TASK DIRECTIONS - Exclude the pictures; give every entry again exactly as written.

* * * *

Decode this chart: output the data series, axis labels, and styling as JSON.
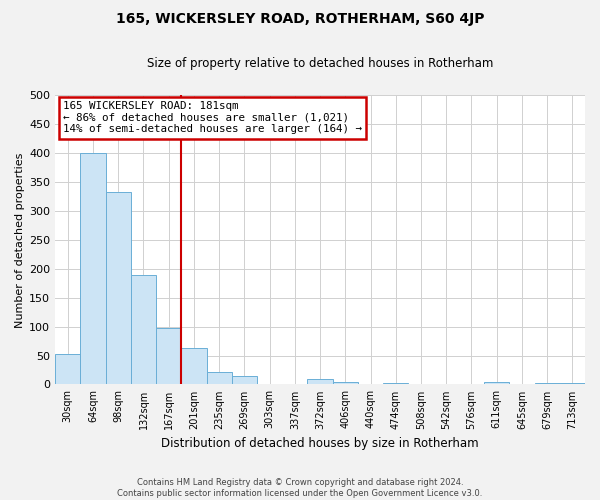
{
  "title": "165, WICKERSLEY ROAD, ROTHERHAM, S60 4JP",
  "subtitle": "Size of property relative to detached houses in Rotherham",
  "bar_labels": [
    "30sqm",
    "64sqm",
    "98sqm",
    "132sqm",
    "167sqm",
    "201sqm",
    "235sqm",
    "269sqm",
    "303sqm",
    "337sqm",
    "372sqm",
    "406sqm",
    "440sqm",
    "474sqm",
    "508sqm",
    "542sqm",
    "576sqm",
    "611sqm",
    "645sqm",
    "679sqm",
    "713sqm"
  ],
  "bar_values": [
    52,
    401,
    333,
    190,
    98,
    63,
    22,
    14,
    0,
    0,
    10,
    4,
    0,
    2,
    0,
    0,
    0,
    5,
    0,
    2,
    2
  ],
  "bar_color": "#cce4f5",
  "bar_edge_color": "#6aaed6",
  "vline_x_idx": 4,
  "vline_color": "#cc0000",
  "annotation_title": "165 WICKERSLEY ROAD: 181sqm",
  "annotation_line1": "← 86% of detached houses are smaller (1,021)",
  "annotation_line2": "14% of semi-detached houses are larger (164) →",
  "annotation_box_color": "#cc0000",
  "ylabel": "Number of detached properties",
  "xlabel": "Distribution of detached houses by size in Rotherham",
  "ylim": [
    0,
    500
  ],
  "yticks": [
    0,
    50,
    100,
    150,
    200,
    250,
    300,
    350,
    400,
    450,
    500
  ],
  "footer_line1": "Contains HM Land Registry data © Crown copyright and database right 2024.",
  "footer_line2": "Contains public sector information licensed under the Open Government Licence v3.0.",
  "bg_color": "#f2f2f2",
  "plot_bg_color": "#ffffff",
  "grid_color": "#d0d0d0"
}
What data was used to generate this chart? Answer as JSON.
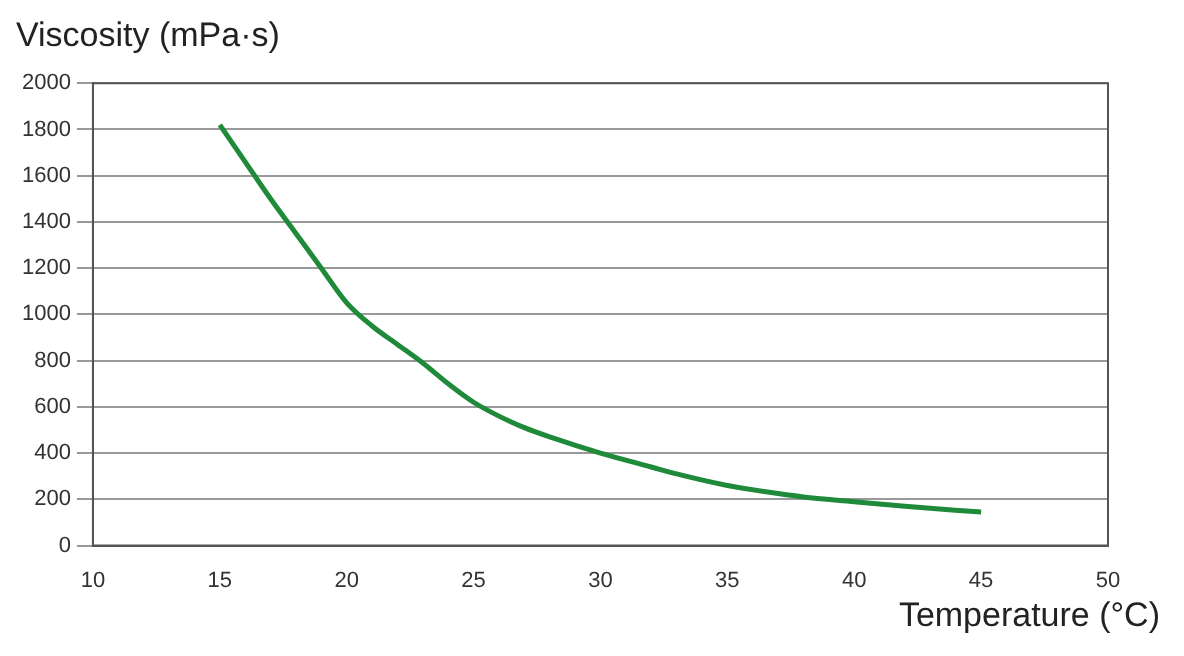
{
  "chart_data": {
    "type": "line",
    "xlabel": "Temperature (°C)",
    "ylabel": "Viscosity (mPa·s)",
    "x": [
      15,
      16,
      17,
      18,
      19,
      20,
      21,
      22,
      23,
      24,
      25,
      26,
      27,
      28,
      30,
      32,
      33,
      35,
      37,
      38,
      40,
      42,
      45
    ],
    "series": [
      {
        "color": "#1e8a3a",
        "values": [
          1820,
          1660,
          1500,
          1350,
          1200,
          1050,
          950,
          870,
          790,
          700,
          620,
          560,
          510,
          470,
          400,
          340,
          310,
          260,
          225,
          210,
          190,
          170,
          145
        ]
      }
    ],
    "xlim": [
      10,
      50
    ],
    "xticks": [
      10,
      15,
      20,
      25,
      30,
      35,
      40,
      45,
      50
    ],
    "ylim": [
      0,
      2000
    ],
    "yticks": [
      0,
      200,
      400,
      600,
      800,
      1000,
      1200,
      1400,
      1600,
      1800,
      2000
    ],
    "grid": "y",
    "legend": false,
    "marker": "none",
    "line_style": "solid"
  }
}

* * * *

CORRECT RESULT -
Decode this chart: output the data series, axis labels, and styling as JSON.
{
  "title": "165, WICKERSLEY ROAD, ROTHERHAM, S60 4JP",
  "subtitle": "Size of property relative to detached houses in Rotherham",
  "bar_labels": [
    "30sqm",
    "64sqm",
    "98sqm",
    "132sqm",
    "167sqm",
    "201sqm",
    "235sqm",
    "269sqm",
    "303sqm",
    "337sqm",
    "372sqm",
    "406sqm",
    "440sqm",
    "474sqm",
    "508sqm",
    "542sqm",
    "576sqm",
    "611sqm",
    "645sqm",
    "679sqm",
    "713sqm"
  ],
  "bar_values": [
    52,
    401,
    333,
    190,
    98,
    63,
    22,
    14,
    0,
    0,
    10,
    4,
    0,
    2,
    0,
    0,
    0,
    5,
    0,
    2,
    2
  ],
  "bar_color": "#cce4f5",
  "bar_edge_color": "#6aaed6",
  "vline_x_idx": 4,
  "vline_color": "#cc0000",
  "annotation_title": "165 WICKERSLEY ROAD: 181sqm",
  "annotation_line1": "← 86% of detached houses are smaller (1,021)",
  "annotation_line2": "14% of semi-detached houses are larger (164) →",
  "annotation_box_color": "#cc0000",
  "ylabel": "Number of detached properties",
  "xlabel": "Distribution of detached houses by size in Rotherham",
  "ylim": [
    0,
    500
  ],
  "yticks": [
    0,
    50,
    100,
    150,
    200,
    250,
    300,
    350,
    400,
    450,
    500
  ],
  "footer_line1": "Contains HM Land Registry data © Crown copyright and database right 2024.",
  "footer_line2": "Contains public sector information licensed under the Open Government Licence v3.0.",
  "bg_color": "#f2f2f2",
  "plot_bg_color": "#ffffff",
  "grid_color": "#d0d0d0"
}
What data was used to generate this chart? Answer as JSON.
{
  "chart_data": {
    "type": "line",
    "xlabel": "Temperature (°C)",
    "ylabel": "Viscosity (mPa·s)",
    "x": [
      15,
      16,
      17,
      18,
      19,
      20,
      21,
      22,
      23,
      24,
      25,
      26,
      27,
      28,
      30,
      32,
      33,
      35,
      37,
      38,
      40,
      42,
      45
    ],
    "series": [
      {
        "color": "#1e8a3a",
        "values": [
          1820,
          1660,
          1500,
          1350,
          1200,
          1050,
          950,
          870,
          790,
          700,
          620,
          560,
          510,
          470,
          400,
          340,
          310,
          260,
          225,
          210,
          190,
          170,
          145
        ]
      }
    ],
    "xlim": [
      10,
      50
    ],
    "xticks": [
      10,
      15,
      20,
      25,
      30,
      35,
      40,
      45,
      50
    ],
    "ylim": [
      0,
      2000
    ],
    "yticks": [
      0,
      200,
      400,
      600,
      800,
      1000,
      1200,
      1400,
      1600,
      1800,
      2000
    ],
    "grid": "y",
    "legend": false,
    "marker": "none",
    "line_style": "solid"
  }
}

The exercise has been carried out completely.